◆ **WRITTEN PROBLEM**:
Please give the data below again in full, exactly as it stands.

[START AVAILABLE RECORDS]

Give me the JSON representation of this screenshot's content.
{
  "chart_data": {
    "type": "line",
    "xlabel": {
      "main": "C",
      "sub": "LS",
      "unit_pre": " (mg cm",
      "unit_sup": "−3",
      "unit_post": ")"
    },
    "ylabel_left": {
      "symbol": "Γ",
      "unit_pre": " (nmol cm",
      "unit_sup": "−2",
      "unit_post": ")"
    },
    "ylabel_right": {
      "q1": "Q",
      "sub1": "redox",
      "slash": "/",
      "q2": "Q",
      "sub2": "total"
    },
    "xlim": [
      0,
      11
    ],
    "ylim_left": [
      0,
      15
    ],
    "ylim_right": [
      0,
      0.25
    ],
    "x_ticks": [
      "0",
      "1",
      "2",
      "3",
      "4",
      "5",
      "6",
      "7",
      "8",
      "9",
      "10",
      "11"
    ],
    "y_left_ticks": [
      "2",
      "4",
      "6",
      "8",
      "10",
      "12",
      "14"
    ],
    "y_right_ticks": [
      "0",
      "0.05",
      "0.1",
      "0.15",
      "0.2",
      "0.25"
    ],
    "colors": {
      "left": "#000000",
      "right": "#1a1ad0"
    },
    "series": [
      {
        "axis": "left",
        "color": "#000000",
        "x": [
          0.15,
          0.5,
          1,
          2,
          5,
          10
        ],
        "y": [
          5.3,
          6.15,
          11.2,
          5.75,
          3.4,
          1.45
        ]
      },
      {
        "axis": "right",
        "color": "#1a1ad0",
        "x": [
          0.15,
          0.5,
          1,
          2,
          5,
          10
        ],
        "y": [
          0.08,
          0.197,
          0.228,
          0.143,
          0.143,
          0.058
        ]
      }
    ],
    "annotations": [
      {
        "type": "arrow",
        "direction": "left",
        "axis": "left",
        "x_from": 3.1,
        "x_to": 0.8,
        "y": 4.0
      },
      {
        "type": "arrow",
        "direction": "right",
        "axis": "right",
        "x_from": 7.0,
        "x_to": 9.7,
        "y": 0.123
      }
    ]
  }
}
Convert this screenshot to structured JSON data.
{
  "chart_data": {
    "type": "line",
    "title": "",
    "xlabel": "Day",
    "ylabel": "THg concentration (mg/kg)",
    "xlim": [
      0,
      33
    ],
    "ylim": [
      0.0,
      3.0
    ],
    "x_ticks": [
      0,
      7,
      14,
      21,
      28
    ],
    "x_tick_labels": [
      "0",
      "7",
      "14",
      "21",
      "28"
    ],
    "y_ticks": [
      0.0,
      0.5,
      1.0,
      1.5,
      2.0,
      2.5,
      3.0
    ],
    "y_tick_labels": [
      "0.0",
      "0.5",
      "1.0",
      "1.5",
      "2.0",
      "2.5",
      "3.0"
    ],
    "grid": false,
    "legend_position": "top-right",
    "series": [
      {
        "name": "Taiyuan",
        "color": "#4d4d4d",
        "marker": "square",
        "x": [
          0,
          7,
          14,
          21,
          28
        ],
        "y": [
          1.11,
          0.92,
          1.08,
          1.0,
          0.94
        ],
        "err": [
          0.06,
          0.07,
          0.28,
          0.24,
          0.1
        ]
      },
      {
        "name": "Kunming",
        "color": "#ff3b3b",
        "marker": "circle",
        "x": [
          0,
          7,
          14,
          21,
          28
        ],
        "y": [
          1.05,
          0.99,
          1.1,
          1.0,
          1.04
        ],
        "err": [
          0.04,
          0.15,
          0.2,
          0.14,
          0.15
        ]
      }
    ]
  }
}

[END AVAILABLE RECORDS]

◆ **RESULT OF THE TASK**:
Give me the JSON representation of this screenshot's content.
{
  "chart_data": {
    "type": "line",
    "xlabel": {
      "main": "C",
      "sub": "LS",
      "unit_pre": " (mg cm",
      "unit_sup": "−3",
      "unit_post": ")"
    },
    "ylabel_left": {
      "symbol": "Γ",
      "unit_pre": " (nmol cm",
      "unit_sup": "−2",
      "unit_post": ")"
    },
    "ylabel_right": {
      "q1": "Q",
      "sub1": "redox",
      "slash": "/",
      "q2": "Q",
      "sub2": "total"
    },
    "xlim": [
      0,
      11
    ],
    "ylim_left": [
      0,
      15
    ],
    "ylim_right": [
      0,
      0.25
    ],
    "x_ticks": [
      "0",
      "1",
      "2",
      "3",
      "4",
      "5",
      "6",
      "7",
      "8",
      "9",
      "10",
      "11"
    ],
    "y_left_ticks": [
      "2",
      "4",
      "6",
      "8",
      "10",
      "12",
      "14"
    ],
    "y_right_ticks": [
      "0",
      "0.05",
      "0.1",
      "0.15",
      "0.2",
      "0.25"
    ],
    "colors": {
      "left": "#000000",
      "right": "#1a1ad0"
    },
    "series": [
      {
        "axis": "left",
        "color": "#000000",
        "x": [
          0.15,
          0.5,
          1,
          2,
          5,
          10
        ],
        "y": [
          5.3,
          6.15,
          11.2,
          5.75,
          3.4,
          1.45
        ]
      },
      {
        "axis": "right",
        "color": "#1a1ad0",
        "x": [
          0.15,
          0.5,
          1,
          2,
          5,
          10
        ],
        "y": [
          0.08,
          0.197,
          0.228,
          0.143,
          0.143,
          0.058
        ]
      }
    ],
    "annotations": [
      {
        "type": "arrow",
        "direction": "left",
        "axis": "left",
        "x_from": 3.1,
        "x_to": 0.8,
        "y": 4.0
      },
      {
        "type": "arrow",
        "direction": "right",
        "axis": "right",
        "x_from": 7.0,
        "x_to": 9.7,
        "y": 0.123
      }
    ]
  }
}
Convert this screenshot to structured JSON data.
{
  "chart_data": {
    "type": "line",
    "title": "",
    "xlabel": "Day",
    "ylabel": "THg concentration (mg/kg)",
    "xlim": [
      0,
      33
    ],
    "ylim": [
      0.0,
      3.0
    ],
    "x_ticks": [
      0,
      7,
      14,
      21,
      28
    ],
    "x_tick_labels": [
      "0",
      "7",
      "14",
      "21",
      "28"
    ],
    "y_ticks": [
      0.0,
      0.5,
      1.0,
      1.5,
      2.0,
      2.5,
      3.0
    ],
    "y_tick_labels": [
      "0.0",
      "0.5",
      "1.0",
      "1.5",
      "2.0",
      "2.5",
      "3.0"
    ],
    "grid": false,
    "legend_position": "top-right",
    "series": [
      {
        "name": "Taiyuan",
        "color": "#4d4d4d",
        "marker": "square",
        "x": [
          0,
          7,
          14,
          21,
          28
        ],
        "y": [
          1.11,
          0.92,
          1.08,
          1.0,
          0.94
        ],
        "err": [
          0.06,
          0.07,
          0.28,
          0.24,
          0.1
        ]
      },
      {
        "name": "Kunming",
        "color": "#ff3b3b",
        "marker": "circle",
        "x": [
          0,
          7,
          14,
          21,
          28
        ],
        "y": [
          1.05,
          0.99,
          1.1,
          1.0,
          1.04
        ],
        "err": [
          0.04,
          0.15,
          0.2,
          0.14,
          0.15
        ]
      }
    ]
  }
}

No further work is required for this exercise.